Please print the full listing exactly.

## BEGIN Data to process

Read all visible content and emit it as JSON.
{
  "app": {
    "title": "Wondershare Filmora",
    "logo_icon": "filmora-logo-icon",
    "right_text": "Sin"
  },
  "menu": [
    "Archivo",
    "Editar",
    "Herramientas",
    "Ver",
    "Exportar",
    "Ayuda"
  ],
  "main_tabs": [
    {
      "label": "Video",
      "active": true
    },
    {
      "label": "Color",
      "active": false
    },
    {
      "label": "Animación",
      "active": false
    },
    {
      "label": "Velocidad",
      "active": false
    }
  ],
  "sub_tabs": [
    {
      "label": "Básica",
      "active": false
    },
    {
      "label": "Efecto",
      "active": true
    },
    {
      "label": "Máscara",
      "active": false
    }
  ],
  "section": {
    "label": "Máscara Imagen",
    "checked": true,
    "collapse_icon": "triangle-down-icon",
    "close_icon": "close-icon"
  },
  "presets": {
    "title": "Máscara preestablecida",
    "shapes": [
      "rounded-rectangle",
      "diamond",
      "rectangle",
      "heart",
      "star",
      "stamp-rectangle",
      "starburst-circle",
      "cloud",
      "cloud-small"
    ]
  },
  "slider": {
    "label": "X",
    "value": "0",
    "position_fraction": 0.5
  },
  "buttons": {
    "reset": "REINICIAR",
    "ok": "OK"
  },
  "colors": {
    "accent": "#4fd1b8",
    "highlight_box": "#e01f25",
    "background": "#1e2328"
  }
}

## END Data to process

## Answer for this exercise:
Read all visible content and emit it as JSON.
{
  "app": {
    "title": "Wondershare Filmora",
    "logo_icon": "filmora-logo-icon",
    "right_text": "Sin"
  },
  "menu": [
    "Archivo",
    "Editar",
    "Herramientas",
    "Ver",
    "Exportar",
    "Ayuda"
  ],
  "main_tabs": [
    {
      "label": "Video",
      "active": true
    },
    {
      "label": "Color",
      "active": false
    },
    {
      "label": "Animación",
      "active": false
    },
    {
      "label": "Velocidad",
      "active": false
    }
  ],
  "sub_tabs": [
    {
      "label": "Básica",
      "active": false
    },
    {
      "label": "Efecto",
      "active": true
    },
    {
      "label": "Máscara",
      "active": false
    }
  ],
  "section": {
    "label": "Máscara Imagen",
    "checked": true,
    "collapse_icon": "triangle-down-icon",
    "close_icon": "close-icon"
  },
  "presets": {
    "title": "Máscara preestablecida",
    "shapes": [
      "rounded-rectangle",
      "diamond",
      "rectangle",
      "heart",
      "star",
      "stamp-rectangle",
      "starburst-circle",
      "cloud",
      "cloud-small"
    ]
  },
  "slider": {
    "label": "X",
    "value": "0",
    "position_fraction": 0.5
  },
  "buttons": {
    "reset": "REINICIAR",
    "ok": "OK"
  },
  "colors": {
    "accent": "#4fd1b8",
    "highlight_box": "#e01f25",
    "background": "#1e2328"
  }
}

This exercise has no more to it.